(DESCRIPTION OF THE TASK): Among the entries below, count the lines that contain the word "JSON". Write down only the total.
-- Begin DATA SHOWN --
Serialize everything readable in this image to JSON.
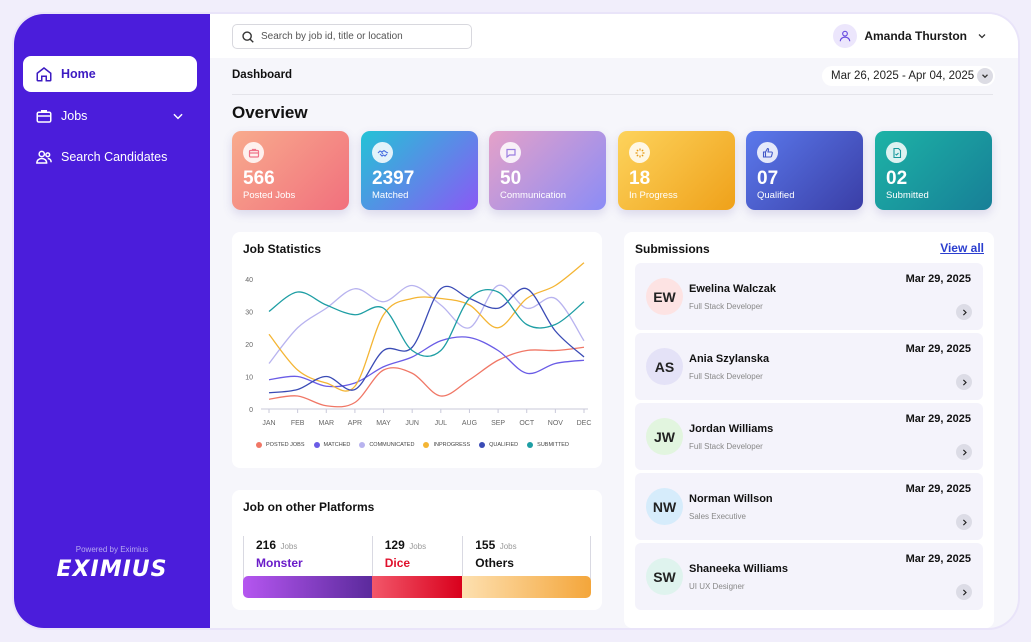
{
  "sidebar": {
    "items": [
      {
        "label": "Home",
        "icon": "home-icon"
      },
      {
        "label": "Jobs",
        "icon": "briefcase-icon"
      },
      {
        "label": "Search Candidates",
        "icon": "users-icon"
      }
    ],
    "powered_by": "Powered by Eximius",
    "logo": "EXIMIUS"
  },
  "header": {
    "search_placeholder": "Search by job id, title or location",
    "user_name": "Amanda Thurston"
  },
  "breadcrumb": "Dashboard",
  "date_range": "Mar 26, 2025 - Apr 04, 2025",
  "overview_title": "Overview",
  "stats": [
    {
      "value": "566",
      "label": "Posted Jobs",
      "icon": "briefcase-icon",
      "gradient": [
        "#f8ab8d",
        "#f1707d"
      ],
      "icon_color": "#f0738a"
    },
    {
      "value": "2397",
      "label": "Matched",
      "icon": "handshake-icon",
      "gradient": [
        "#23c3d6",
        "#8a59f5"
      ],
      "icon_color": "#4a6fe0"
    },
    {
      "value": "50",
      "label": "Communication",
      "icon": "chat-icon",
      "gradient": [
        "#e5a1c8",
        "#8b8cf6"
      ],
      "icon_color": "#9a7de0"
    },
    {
      "value": "18",
      "label": "In Progress",
      "icon": "loader-icon",
      "gradient": [
        "#fdd35c",
        "#efa11a"
      ],
      "icon_color": "#e59a14"
    },
    {
      "value": "07",
      "label": "Qualified",
      "icon": "thumbs-up-icon",
      "gradient": [
        "#5b79ec",
        "#3a3ea6"
      ],
      "icon_color": "#4258c8"
    },
    {
      "value": "02",
      "label": "Submitted",
      "icon": "file-check-icon",
      "gradient": [
        "#1db3a6",
        "#177f97"
      ],
      "icon_color": "#16979c"
    }
  ],
  "job_statistics": {
    "title": "Job Statistics"
  },
  "chart_data": {
    "type": "line",
    "title": "Job Statistics",
    "categories": [
      "JAN",
      "FEB",
      "MAR",
      "APR",
      "MAY",
      "JUN",
      "JUL",
      "AUG",
      "SEP",
      "OCT",
      "NOV",
      "DEC"
    ],
    "ylim": [
      0,
      40
    ],
    "yticks": [
      0,
      10,
      20,
      30,
      40
    ],
    "grid": false,
    "legend_position": "bottom",
    "series": [
      {
        "name": "POSTED JOBS",
        "color": "#f07766",
        "values": [
          3,
          4,
          1,
          2,
          12,
          11,
          4,
          9,
          15,
          18,
          18,
          19
        ]
      },
      {
        "name": "MATCHED",
        "color": "#6a5ce6",
        "values": [
          9,
          10,
          7,
          8,
          13,
          16,
          21,
          22,
          18,
          11,
          14,
          15
        ]
      },
      {
        "name": "COMMUNICATED",
        "color": "#b8b3ef",
        "values": [
          14,
          25,
          31,
          37,
          33,
          38,
          32,
          25,
          38,
          31,
          34,
          21
        ]
      },
      {
        "name": "INPROGRESS",
        "color": "#f4b534",
        "values": [
          23,
          12,
          8,
          7,
          29,
          34,
          34,
          32,
          25,
          34,
          38,
          45
        ]
      },
      {
        "name": "QUALIFIED",
        "color": "#3a4bb5",
        "values": [
          5,
          6,
          10,
          6,
          18,
          19,
          37,
          34,
          31,
          37,
          24,
          16
        ]
      },
      {
        "name": "SUBMITTED",
        "color": "#1e9ea4",
        "values": [
          30,
          36,
          32,
          29,
          31,
          18,
          18,
          34,
          36,
          26,
          26,
          33
        ]
      }
    ]
  },
  "platforms": {
    "title": "Job on other Platforms",
    "items": [
      {
        "count": "216",
        "unit": "Jobs",
        "name": "Monster",
        "color": "#6a1cc9",
        "share": 0.37
      },
      {
        "count": "129",
        "unit": "Jobs",
        "name": "Dice",
        "color": "#e0102c",
        "share": 0.26
      },
      {
        "count": "155",
        "unit": "Jobs",
        "name": "Others",
        "color": "#111111",
        "share": 0.37
      }
    ]
  },
  "submissions": {
    "title": "Submissions",
    "view_all": "View all",
    "items": [
      {
        "initials": "EW",
        "name": "Ewelina Walczak",
        "role": "Full Stack Developer",
        "date": "Mar 29, 2025",
        "avatar_color": "#fde3e3"
      },
      {
        "initials": "AS",
        "name": "Ania Szylanska",
        "role": "Full Stack Developer",
        "date": "Mar 29, 2025",
        "avatar_color": "#e4e2f7"
      },
      {
        "initials": "JW",
        "name": "Jordan Williams",
        "role": "Full Stack Developer",
        "date": "Mar 29, 2025",
        "avatar_color": "#e2f5df"
      },
      {
        "initials": "NW",
        "name": "Norman Willson",
        "role": "Sales Executive",
        "date": "Mar 29, 2025",
        "avatar_color": "#d6ecfb"
      },
      {
        "initials": "SW",
        "name": "Shaneeka Williams",
        "role": "UI UX Designer",
        "date": "Mar 29, 2025",
        "avatar_color": "#dff3ee"
      }
    ]
  }
}
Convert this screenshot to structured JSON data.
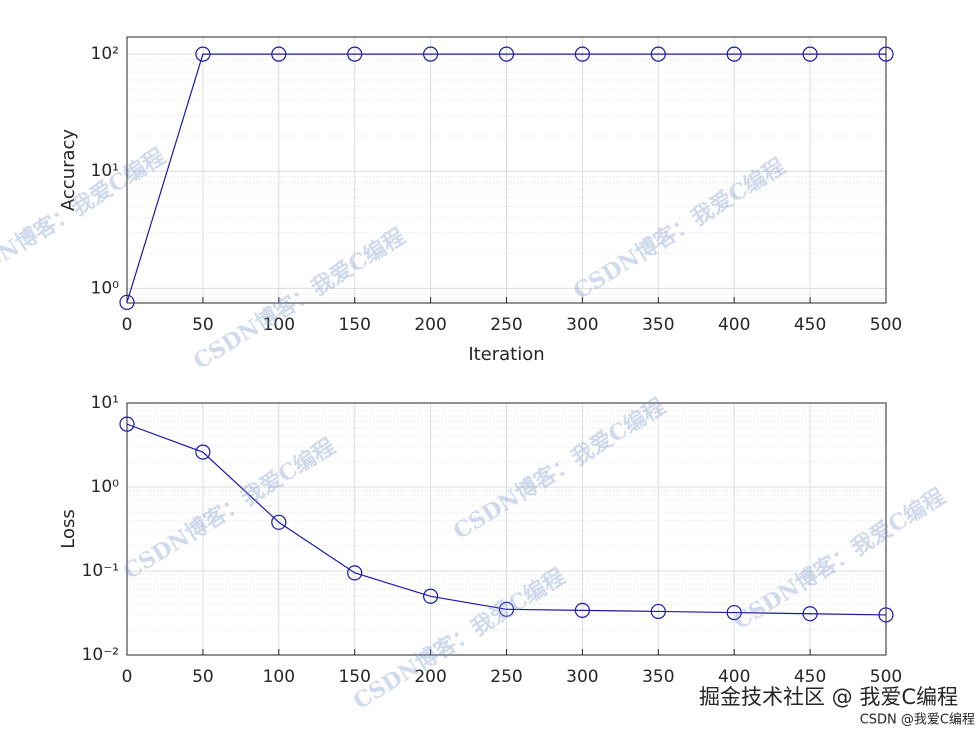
{
  "chart_data": [
    {
      "type": "line",
      "ylabel": "Accuracy",
      "xlabel": "Iteration",
      "x": [
        0,
        50,
        100,
        150,
        200,
        250,
        300,
        350,
        400,
        450,
        500
      ],
      "values": [
        0.76,
        100,
        100,
        100,
        100,
        100,
        100,
        100,
        100,
        100,
        100
      ],
      "color": "#1a1aa6",
      "log_y": true,
      "grid": true,
      "minor_grid": true,
      "xlim": [
        0,
        500
      ],
      "xticks": [
        0,
        50,
        100,
        150,
        200,
        250,
        300,
        350,
        400,
        450,
        500
      ],
      "ylim": [
        0.75,
        140
      ],
      "yticks": [
        {
          "value": 1,
          "label": "10⁰"
        },
        {
          "value": 10,
          "label": "10¹"
        },
        {
          "value": 100,
          "label": "10²"
        }
      ]
    },
    {
      "type": "line",
      "ylabel": "Loss",
      "x": [
        0,
        50,
        100,
        150,
        200,
        250,
        300,
        350,
        400,
        450,
        500
      ],
      "values": [
        5.6,
        2.6,
        0.38,
        0.095,
        0.05,
        0.035,
        0.034,
        0.033,
        0.032,
        0.031,
        0.03
      ],
      "color": "#1a1aa6",
      "log_y": true,
      "grid": true,
      "minor_grid": true,
      "xlim": [
        0,
        500
      ],
      "xticks": [
        0,
        50,
        100,
        150,
        200,
        250,
        300,
        350,
        400,
        450,
        500
      ],
      "ylim": [
        0.01,
        10
      ],
      "yticks": [
        {
          "value": 0.01,
          "label": "10⁻²"
        },
        {
          "value": 0.1,
          "label": "10⁻¹"
        },
        {
          "value": 1,
          "label": "10⁰"
        },
        {
          "value": 10,
          "label": "10¹"
        }
      ]
    }
  ],
  "watermark": "CSDN博客：我爱C编程",
  "footer": "掘金技术社区 @ 我爱C编程",
  "footer_small": "CSDN @我爱C编程"
}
-- End DATA SHOWN --
(RESPONSE TO THIS TASK): 2